[Stored dataset items]

BEGIN

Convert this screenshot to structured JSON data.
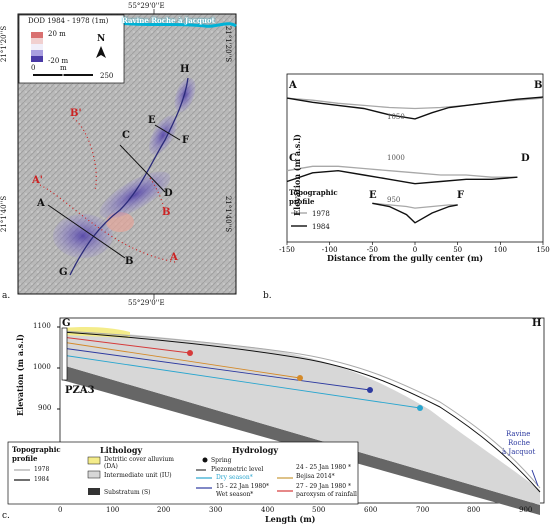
{
  "figure": {
    "panel_labels": {
      "a": "a.",
      "b": "b.",
      "c": "c."
    }
  },
  "map": {
    "coord_top": "55°29'0''E",
    "coord_bottom": "55°29'0''E",
    "left_top": "21°1'20''S",
    "left_bottom": "21°1'40''S",
    "right_top": "21°1'20''S",
    "right_bottom": "21°1'40''S",
    "river_label": "Ravine Roche à Jacquot",
    "legend": {
      "title": "DOD 1984 - 1978 (1m)",
      "max": "20 m",
      "min": "-20 m",
      "scale_zero": "0",
      "scale_unit": "m",
      "scale_end": "250",
      "north": "N",
      "colors": {
        "positive": "#d97070",
        "negative": "#4a3aa6"
      }
    },
    "labels": {
      "A": "A",
      "A_prime": "A'",
      "B": "B",
      "B_prime": "B'",
      "C": "C",
      "D": "D",
      "E": "E",
      "F": "F",
      "G": "G",
      "H": "H"
    }
  },
  "profiles": {
    "ylabel": "Elevation (m a.s.l)",
    "xlabel": "Distance from the gully center (m)",
    "legend_title": "Topographic\nprofile",
    "legend_1978": "1978",
    "legend_1984": "1984",
    "sections": [
      {
        "left": "A",
        "right": "B",
        "elev": "1050"
      },
      {
        "left": "C",
        "right": "D",
        "elev": "1000"
      },
      {
        "left": "E",
        "right": "F",
        "elev": "950"
      }
    ],
    "colors": {
      "y1978": "#a8a8a8",
      "y1984": "#111111"
    }
  },
  "chart_data": {
    "type": "line",
    "title": "",
    "xlabel": "Distance from the gully center (m)",
    "ylabel": "Elevation (m a.s.l)",
    "xlim": [
      -150,
      150
    ],
    "x_ticks": [
      -150,
      -100,
      -50,
      0,
      50,
      100,
      150
    ],
    "series": [
      {
        "name": "1978",
        "profile": "A-B",
        "x": [
          -150,
          -120,
          -90,
          -60,
          -30,
          0,
          30,
          60,
          90,
          120,
          150
        ],
        "y": [
          1062,
          1060,
          1057,
          1055,
          1053,
          1052,
          1053,
          1055,
          1058,
          1060,
          1062
        ]
      },
      {
        "name": "1984",
        "profile": "A-B",
        "x": [
          -150,
          -120,
          -90,
          -60,
          -30,
          0,
          20,
          40,
          60,
          90,
          120,
          150
        ],
        "y": [
          1062,
          1058,
          1055,
          1052,
          1046,
          1042,
          1048,
          1053,
          1055,
          1058,
          1061,
          1063
        ]
      },
      {
        "name": "1978",
        "profile": "C-D",
        "x": [
          -150,
          -120,
          -90,
          -60,
          -30,
          0,
          30,
          60,
          90,
          120
        ],
        "y": [
          1000,
          1002,
          1002,
          1001,
          1000,
          999,
          998,
          998,
          997,
          997
        ]
      },
      {
        "name": "1984",
        "profile": "C-D",
        "x": [
          -150,
          -120,
          -90,
          -60,
          -30,
          0,
          30,
          60,
          90,
          120
        ],
        "y": [
          995,
          999,
          1000,
          998,
          996,
          994,
          995,
          996,
          996,
          997
        ]
      },
      {
        "name": "1978",
        "profile": "E-F",
        "x": [
          -50,
          -30,
          -10,
          0,
          20,
          40,
          50
        ],
        "y": [
          954,
          953,
          952,
          951,
          952,
          953,
          953
        ]
      },
      {
        "name": "1984",
        "profile": "E-F",
        "x": [
          -50,
          -30,
          -10,
          0,
          20,
          40,
          50
        ],
        "y": [
          954,
          952,
          947,
          942,
          948,
          952,
          953
        ]
      }
    ]
  },
  "longitudinal": {
    "ylabel": "Elevation (m a.s.l)",
    "xlabel": "Length (m)",
    "y_ticks": [
      "1100",
      "1000",
      "900"
    ],
    "x_ticks": [
      "0",
      "100",
      "200",
      "300",
      "400",
      "500",
      "600",
      "700",
      "800",
      "900"
    ],
    "start_label": "G",
    "end_label": "H",
    "pza": "PZA3",
    "ravine": [
      "Ravine",
      "Roche",
      "à Jacquot"
    ],
    "legend": {
      "topo_title": "Topographic\nprofile",
      "y1978": "1978",
      "y1984": "1984",
      "lith_title": "Lithology",
      "lith_da": "Detritic cover alluvium (DA)",
      "lith_iu": "Intermediate unit (IU)",
      "lith_s": "Substratum (S)",
      "hydro_title": "Hydrology",
      "spring": "Spring",
      "piezo": "Piezometric level",
      "dry": "Dry season*",
      "jan15": "15 - 22 Jan 1980*",
      "wet": "Wet season*",
      "jan24": "24 - 25 Jan 1980 *",
      "bejisa": "Bejisa 2014*",
      "jan27": "27 - 29 Jan 1980 *",
      "paroxysm": "paroxysm of rainfall"
    },
    "colors": {
      "detritic": "#f4ec8a",
      "intermediate": "#d7d7d7",
      "substratum": "#666666",
      "dry": "#2aa6cf",
      "jan15": "#2d3aa0",
      "jan24": "#d48a2a",
      "bejisa": "#c79a3a",
      "jan27": "#d63a3a"
    }
  }
}
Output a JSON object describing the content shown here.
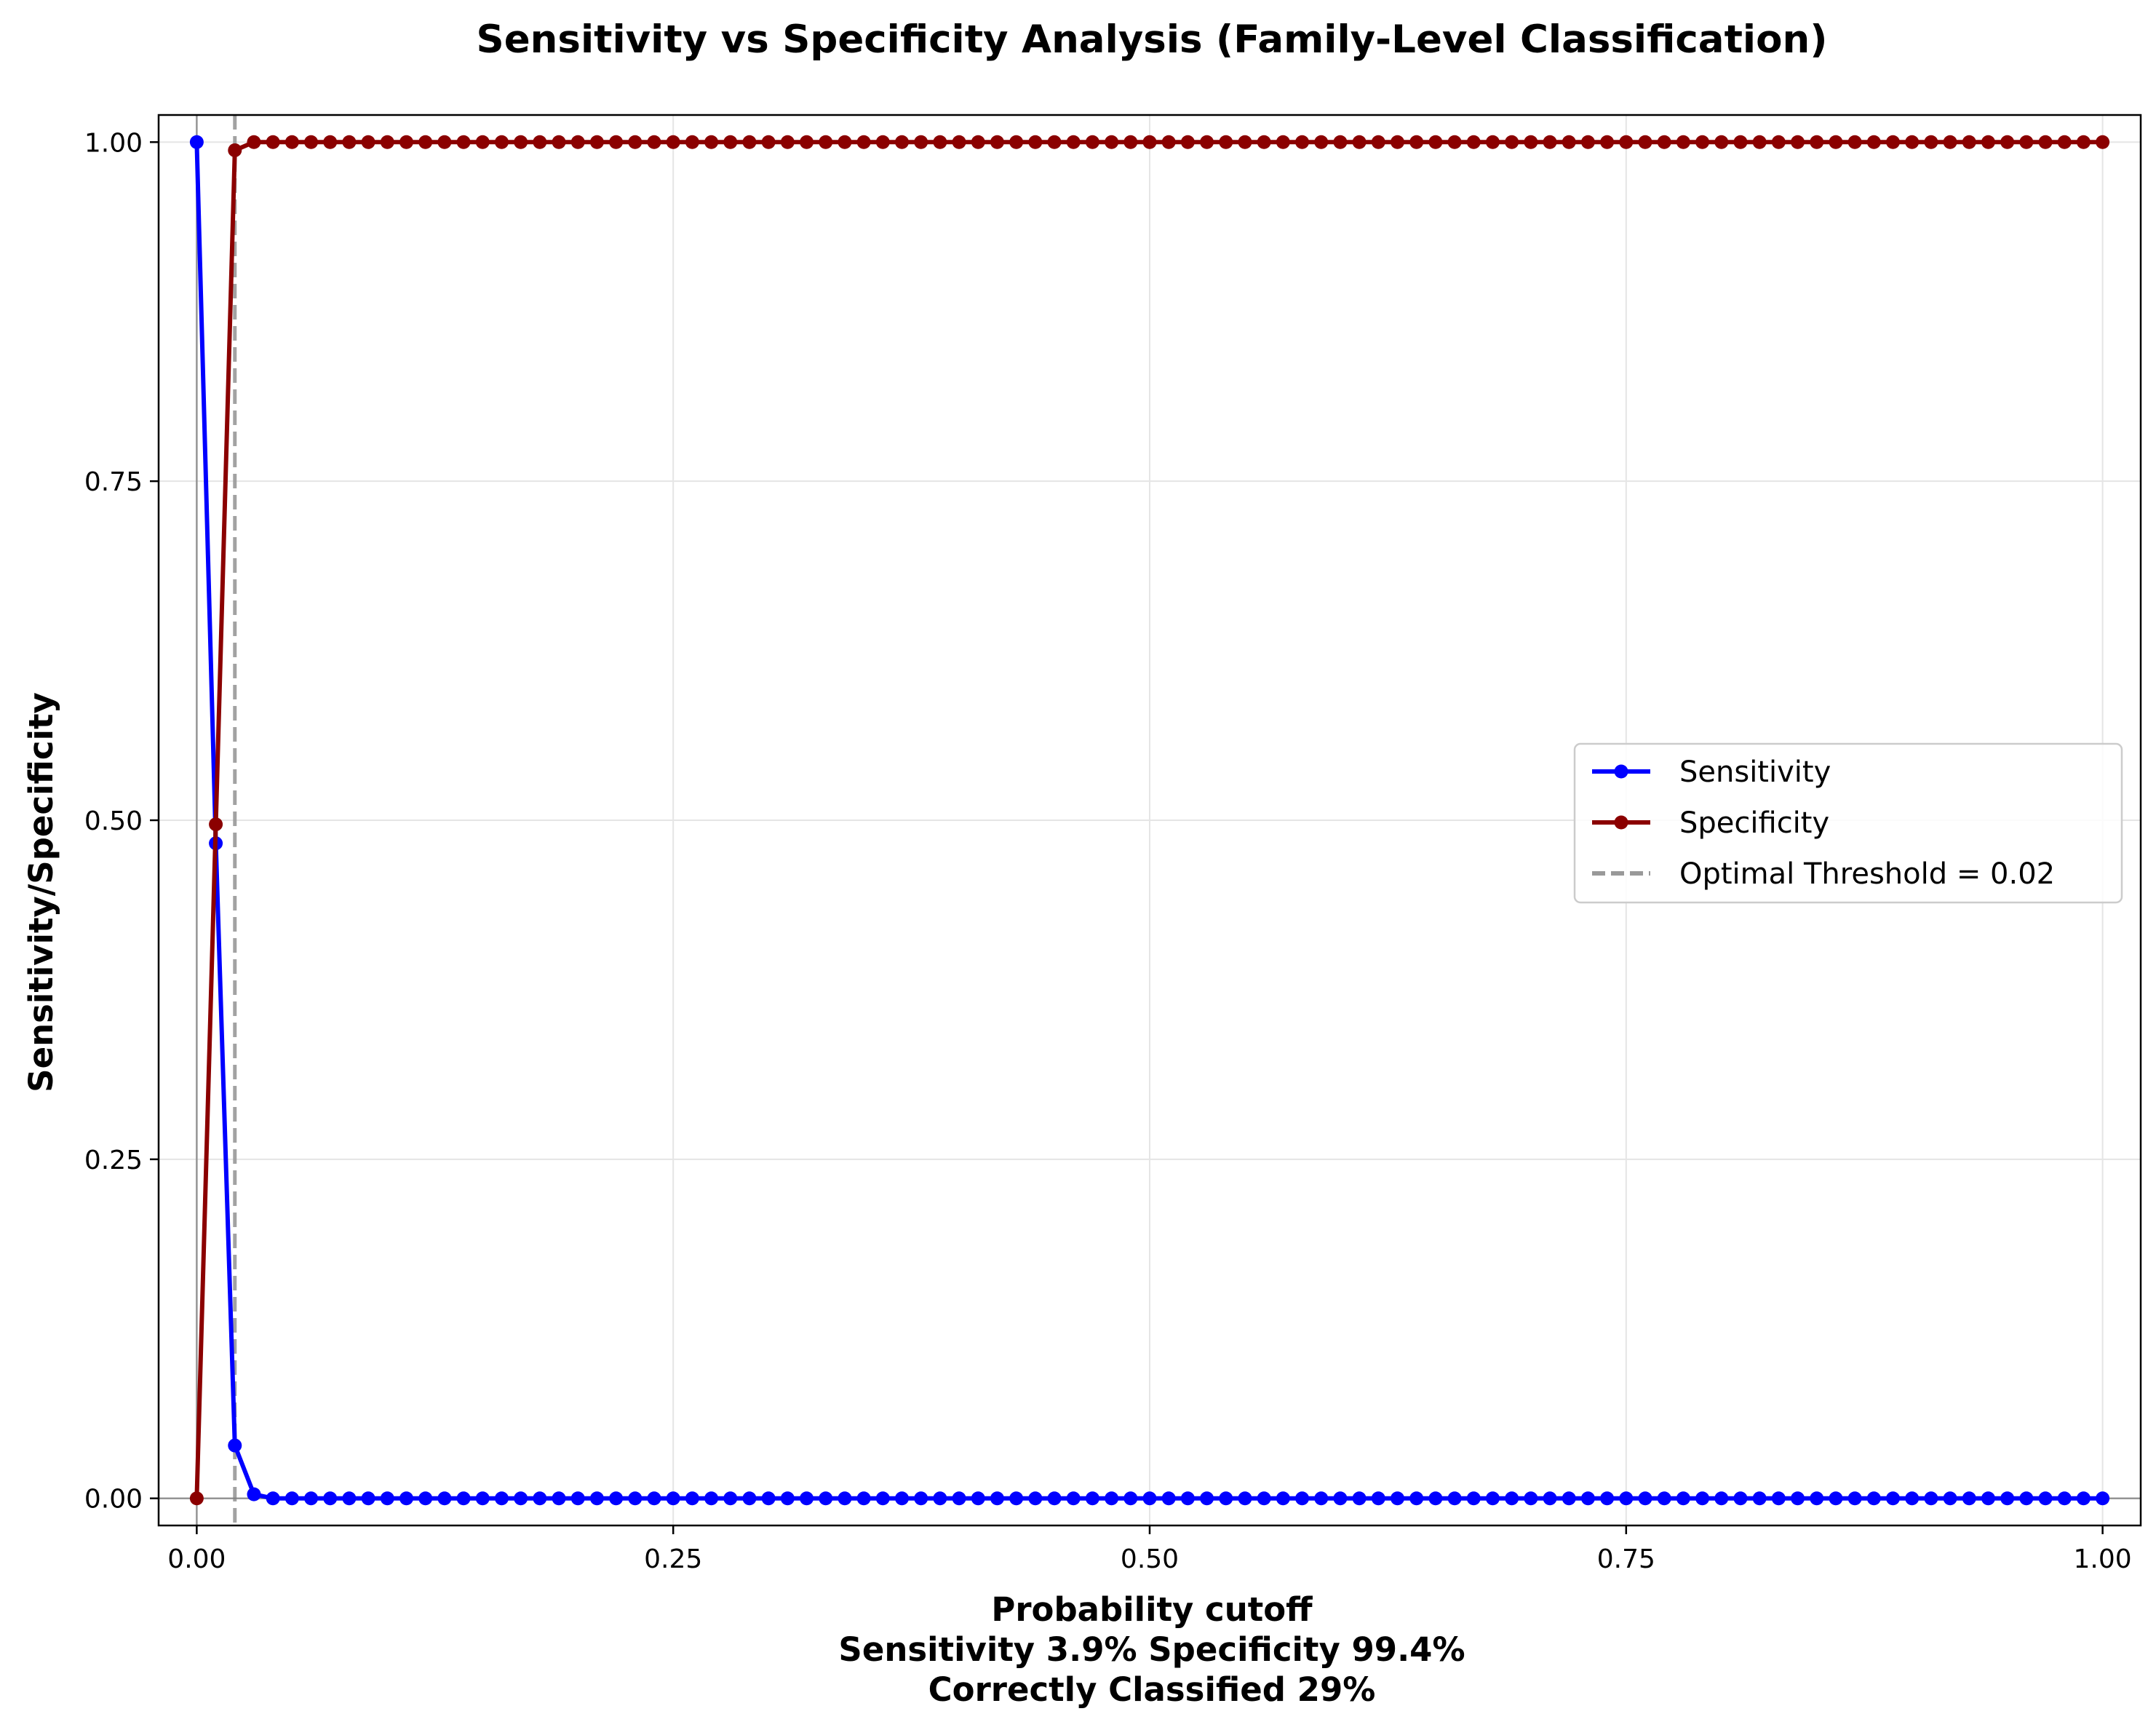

END

• [Task to complete] Write the lines above out again exactly, without any of their pictures.

• [Answer to the problem]
Convert this screenshot to structured JSON data.
{
  "figure": {
    "panel_labels": {
      "a": "a.",
      "b": "b.",
      "c": "c."
    }
  },
  "map": {
    "coord_top": "55°29'0''E",
    "coord_bottom": "55°29'0''E",
    "left_top": "21°1'20''S",
    "left_bottom": "21°1'40''S",
    "right_top": "21°1'20''S",
    "right_bottom": "21°1'40''S",
    "river_label": "Ravine Roche à Jacquot",
    "legend": {
      "title": "DOD 1984 - 1978 (1m)",
      "max": "20 m",
      "min": "-20 m",
      "scale_zero": "0",
      "scale_unit": "m",
      "scale_end": "250",
      "north": "N",
      "colors": {
        "positive": "#d97070",
        "negative": "#4a3aa6"
      }
    },
    "labels": {
      "A": "A",
      "A_prime": "A'",
      "B": "B",
      "B_prime": "B'",
      "C": "C",
      "D": "D",
      "E": "E",
      "F": "F",
      "G": "G",
      "H": "H"
    }
  },
  "profiles": {
    "ylabel": "Elevation (m a.s.l)",
    "xlabel": "Distance from the gully center (m)",
    "legend_title": "Topographic\nprofile",
    "legend_1978": "1978",
    "legend_1984": "1984",
    "sections": [
      {
        "left": "A",
        "right": "B",
        "elev": "1050"
      },
      {
        "left": "C",
        "right": "D",
        "elev": "1000"
      },
      {
        "left": "E",
        "right": "F",
        "elev": "950"
      }
    ],
    "colors": {
      "y1978": "#a8a8a8",
      "y1984": "#111111"
    }
  },
  "chart_data": {
    "type": "line",
    "title": "",
    "xlabel": "Distance from the gully center (m)",
    "ylabel": "Elevation (m a.s.l)",
    "xlim": [
      -150,
      150
    ],
    "x_ticks": [
      -150,
      -100,
      -50,
      0,
      50,
      100,
      150
    ],
    "series": [
      {
        "name": "1978",
        "profile": "A-B",
        "x": [
          -150,
          -120,
          -90,
          -60,
          -30,
          0,
          30,
          60,
          90,
          120,
          150
        ],
        "y": [
          1062,
          1060,
          1057,
          1055,
          1053,
          1052,
          1053,
          1055,
          1058,
          1060,
          1062
        ]
      },
      {
        "name": "1984",
        "profile": "A-B",
        "x": [
          -150,
          -120,
          -90,
          -60,
          -30,
          0,
          20,
          40,
          60,
          90,
          120,
          150
        ],
        "y": [
          1062,
          1058,
          1055,
          1052,
          1046,
          1042,
          1048,
          1053,
          1055,
          1058,
          1061,
          1063
        ]
      },
      {
        "name": "1978",
        "profile": "C-D",
        "x": [
          -150,
          -120,
          -90,
          -60,
          -30,
          0,
          30,
          60,
          90,
          120
        ],
        "y": [
          1000,
          1002,
          1002,
          1001,
          1000,
          999,
          998,
          998,
          997,
          997
        ]
      },
      {
        "name": "1984",
        "profile": "C-D",
        "x": [
          -150,
          -120,
          -90,
          -60,
          -30,
          0,
          30,
          60,
          90,
          120
        ],
        "y": [
          995,
          999,
          1000,
          998,
          996,
          994,
          995,
          996,
          996,
          997
        ]
      },
      {
        "name": "1978",
        "profile": "E-F",
        "x": [
          -50,
          -30,
          -10,
          0,
          20,
          40,
          50
        ],
        "y": [
          954,
          953,
          952,
          951,
          952,
          953,
          953
        ]
      },
      {
        "name": "1984",
        "profile": "E-F",
        "x": [
          -50,
          -30,
          -10,
          0,
          20,
          40,
          50
        ],
        "y": [
          954,
          952,
          947,
          942,
          948,
          952,
          953
        ]
      }
    ]
  },
  "longitudinal": {
    "ylabel": "Elevation (m a.s.l)",
    "xlabel": "Length (m)",
    "y_ticks": [
      "1100",
      "1000",
      "900"
    ],
    "x_ticks": [
      "0",
      "100",
      "200",
      "300",
      "400",
      "500",
      "600",
      "700",
      "800",
      "900"
    ],
    "start_label": "G",
    "end_label": "H",
    "pza": "PZA3",
    "ravine": [
      "Ravine",
      "Roche",
      "à Jacquot"
    ],
    "legend": {
      "topo_title": "Topographic\nprofile",
      "y1978": "1978",
      "y1984": "1984",
      "lith_title": "Lithology",
      "lith_da": "Detritic cover alluvium (DA)",
      "lith_iu": "Intermediate unit (IU)",
      "lith_s": "Substratum (S)",
      "hydro_title": "Hydrology",
      "spring": "Spring",
      "piezo": "Piezometric level",
      "dry": "Dry season*",
      "jan15": "15 - 22 Jan 1980*",
      "wet": "Wet season*",
      "jan24": "24 - 25 Jan 1980 *",
      "bejisa": "Bejisa 2014*",
      "jan27": "27 - 29 Jan 1980 *",
      "paroxysm": "paroxysm of rainfall"
    },
    "colors": {
      "detritic": "#f4ec8a",
      "intermediate": "#d7d7d7",
      "substratum": "#666666",
      "dry": "#2aa6cf",
      "jan15": "#2d3aa0",
      "jan24": "#d48a2a",
      "bejisa": "#c79a3a",
      "jan27": "#d63a3a"
    }
  }
}
Output a JSON object describing the content shown here.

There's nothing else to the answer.